# [Goal of the exercise]
Gather all lines from the material that contain the word "this".

# [Supplied data]

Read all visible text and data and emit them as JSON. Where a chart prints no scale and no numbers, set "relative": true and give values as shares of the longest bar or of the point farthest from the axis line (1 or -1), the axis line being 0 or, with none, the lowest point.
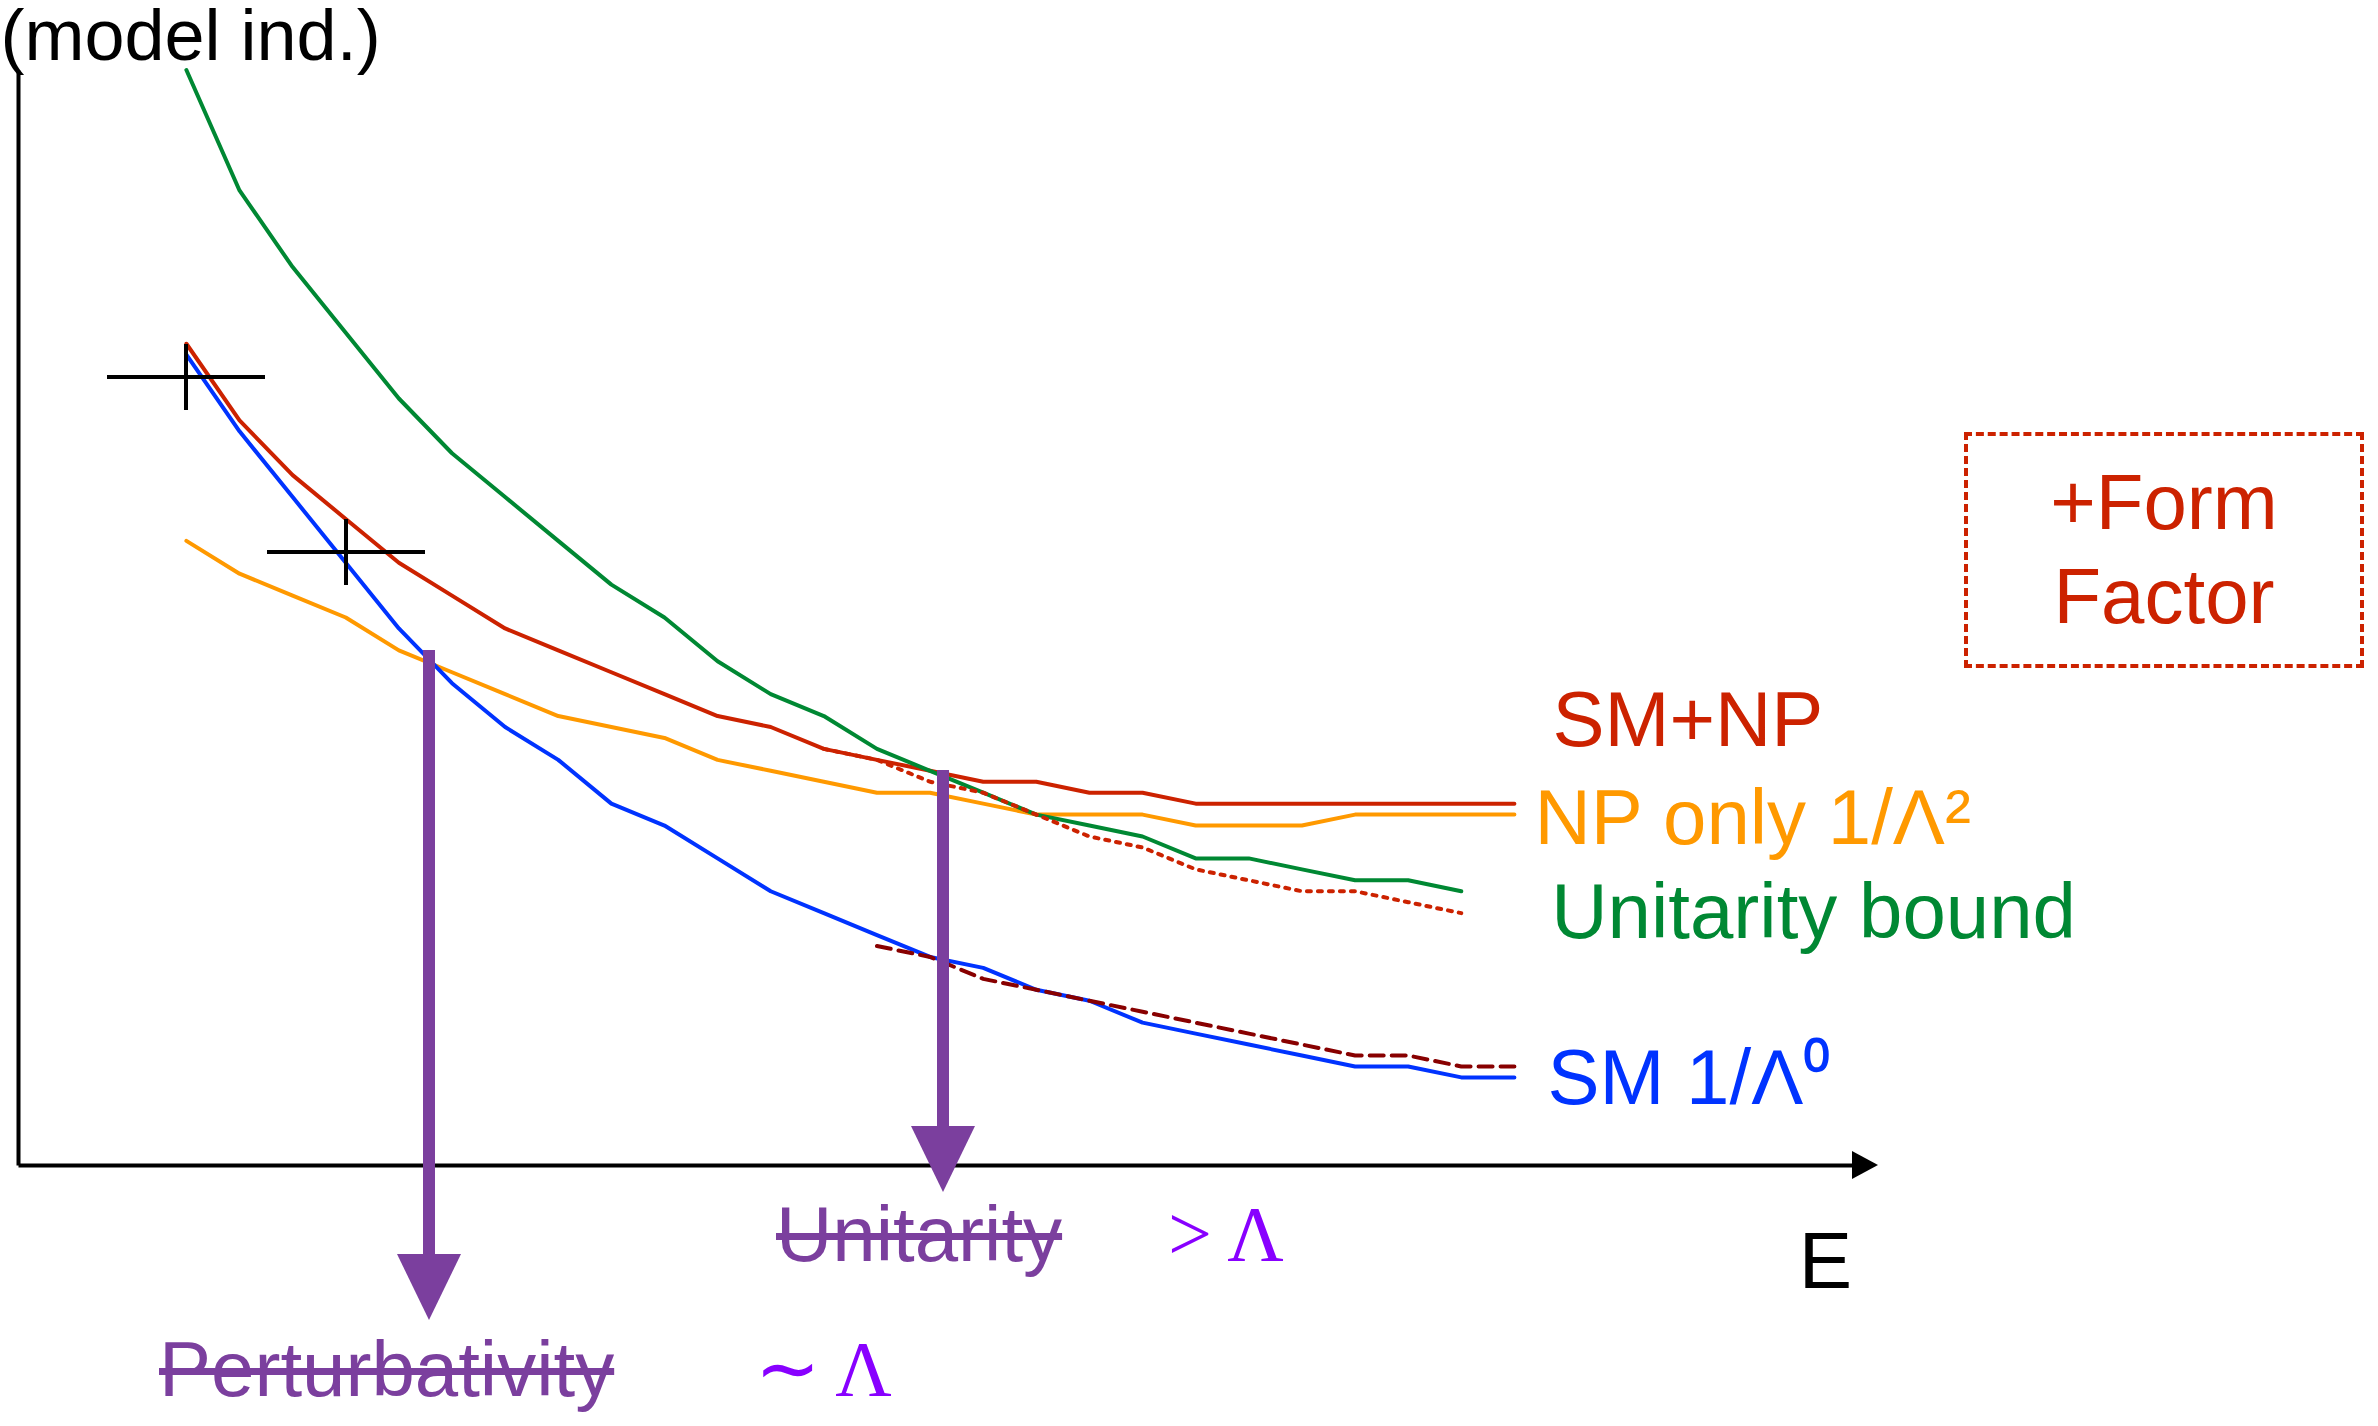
{
  "chart_data": {
    "type": "line",
    "relative": true,
    "xlabel": "E",
    "ylabel": "(model ind.)",
    "categories": [
      null,
      null,
      null,
      null,
      null,
      null,
      null,
      null,
      null,
      null,
      null,
      null,
      null,
      null,
      null,
      null,
      null,
      null,
      null,
      null,
      null,
      null,
      null,
      null,
      null,
      null
    ],
    "series": [
      {
        "name": "SM+NP",
        "color": "#cc2200",
        "values": [
          0.75,
          0.68,
          0.63,
          0.59,
          0.55,
          0.52,
          0.49,
          0.47,
          0.45,
          0.43,
          0.41,
          0.4,
          0.38,
          0.37,
          0.36,
          0.35,
          0.35,
          0.34,
          0.34,
          0.33,
          0.33,
          0.33,
          0.33,
          0.33,
          0.33,
          0.33
        ]
      },
      {
        "name": "NP only  1/Λ²",
        "color": "#ff9900",
        "values": [
          0.57,
          0.54,
          0.52,
          0.5,
          0.47,
          0.45,
          0.43,
          0.41,
          0.4,
          0.39,
          0.37,
          0.36,
          0.35,
          0.34,
          0.34,
          0.33,
          0.32,
          0.32,
          0.32,
          0.31,
          0.31,
          0.31,
          0.32,
          0.32,
          0.32,
          0.32
        ]
      },
      {
        "name": "Unitarity bound",
        "color": "#008833",
        "values": [
          1.0,
          0.89,
          0.82,
          0.76,
          0.7,
          0.65,
          0.61,
          0.57,
          0.53,
          0.5,
          0.46,
          0.43,
          0.41,
          0.38,
          0.36,
          0.34,
          0.32,
          0.31,
          0.3,
          0.28,
          0.28,
          0.27,
          0.26,
          0.26,
          0.25,
          null
        ]
      },
      {
        "name": "SM   1/Λ⁰",
        "color": "#0033ff",
        "values": [
          0.74,
          0.67,
          0.61,
          0.55,
          0.49,
          0.44,
          0.4,
          0.37,
          0.33,
          0.31,
          0.28,
          0.25,
          0.23,
          0.21,
          0.19,
          0.18,
          0.16,
          0.15,
          0.13,
          0.12,
          0.11,
          0.1,
          0.09,
          0.09,
          0.08,
          0.08
        ]
      },
      {
        "color": "#cc2200",
        "line_style": "dotted",
        "values": [
          null,
          null,
          null,
          null,
          null,
          null,
          null,
          null,
          null,
          null,
          null,
          null,
          0.38,
          0.37,
          0.35,
          0.34,
          0.32,
          0.3,
          0.29,
          0.27,
          0.26,
          0.25,
          0.25,
          0.24,
          0.23,
          null
        ]
      },
      {
        "color": "#880000",
        "line_style": "dashed",
        "values": [
          null,
          null,
          null,
          null,
          null,
          null,
          null,
          null,
          null,
          null,
          null,
          null,
          null,
          0.2,
          0.19,
          0.17,
          0.16,
          0.15,
          0.14,
          0.13,
          0.12,
          0.11,
          0.1,
          0.1,
          0.09,
          0.09
        ]
      }
    ],
    "annotations": [
      "+Form Factor",
      "Unitarity",
      "> Λ",
      "Perturbativity",
      "∼ Λ"
    ]
  }
}
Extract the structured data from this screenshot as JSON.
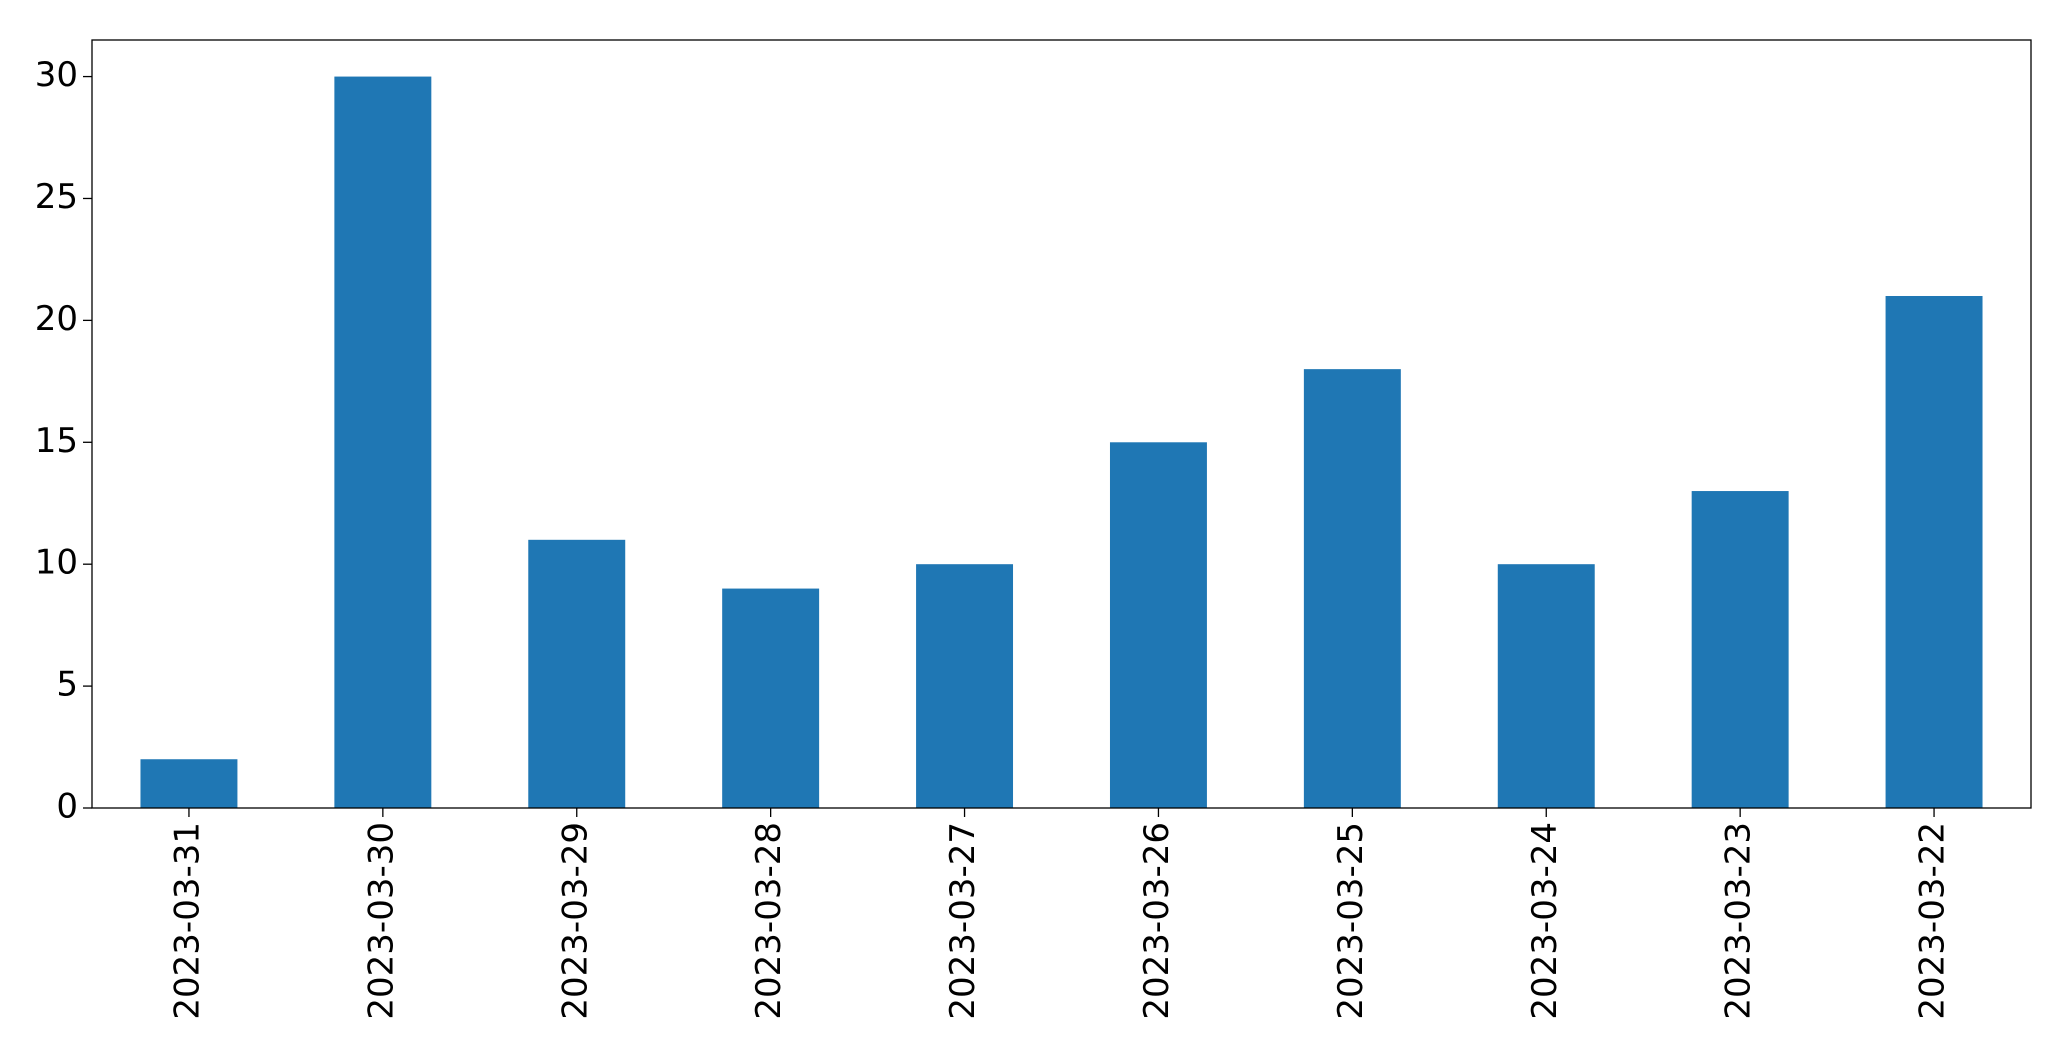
{
  "chart_data": {
    "type": "bar",
    "categories": [
      "2023-03-31",
      "2023-03-30",
      "2023-03-29",
      "2023-03-28",
      "2023-03-27",
      "2023-03-26",
      "2023-03-25",
      "2023-03-24",
      "2023-03-23",
      "2023-03-22"
    ],
    "values": [
      2,
      30,
      11,
      9,
      10,
      15,
      18,
      10,
      13,
      21
    ],
    "color": "#1f77b4",
    "ylim": [
      0,
      31.5
    ],
    "yticks": [
      0,
      5,
      10,
      15,
      20,
      25,
      30
    ],
    "grid": false
  }
}
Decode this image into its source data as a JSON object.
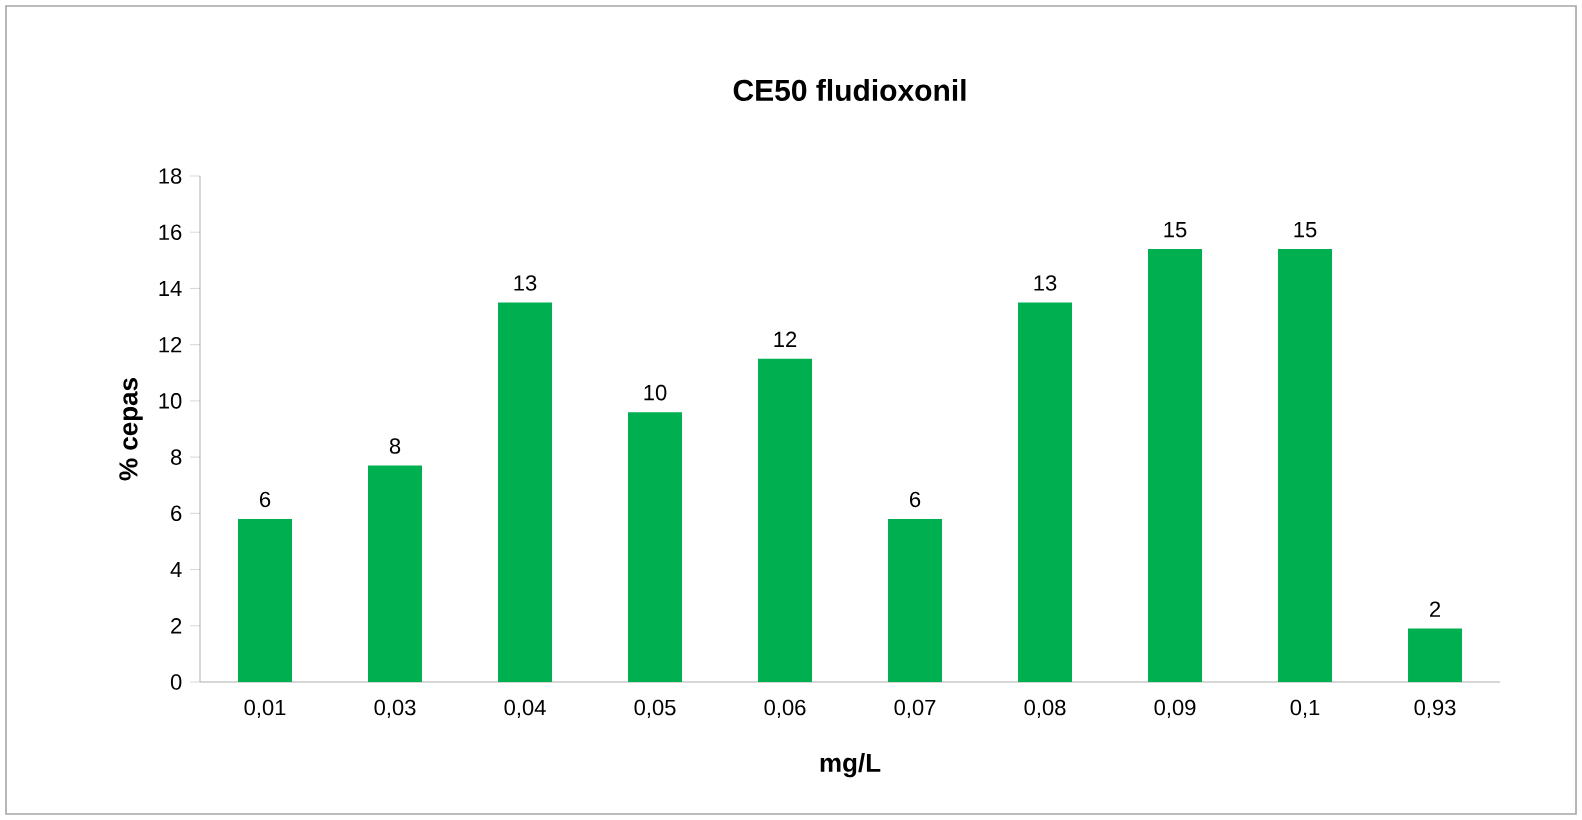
{
  "chart_data": {
    "type": "bar",
    "title": "CE50 fludioxonil",
    "xlabel": "mg/L",
    "ylabel": "% cepas",
    "categories": [
      "0,01",
      "0,03",
      "0,04",
      "0,05",
      "0,06",
      "0,07",
      "0,08",
      "0,09",
      "0,1",
      "0,93"
    ],
    "values": [
      5.8,
      7.7,
      13.5,
      9.6,
      11.5,
      5.8,
      13.5,
      15.4,
      15.4,
      1.9
    ],
    "value_labels": [
      "6",
      "8",
      "13",
      "10",
      "12",
      "6",
      "13",
      "15",
      "15",
      "2"
    ],
    "color": "#00b050",
    "ylim": [
      0,
      18
    ],
    "yticks": [
      0,
      2,
      4,
      6,
      8,
      10,
      12,
      14,
      16,
      18
    ]
  }
}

# [Solution]
Extract the structured data from this screenshot as JSON.
Decode this image into its source data as a JSON object.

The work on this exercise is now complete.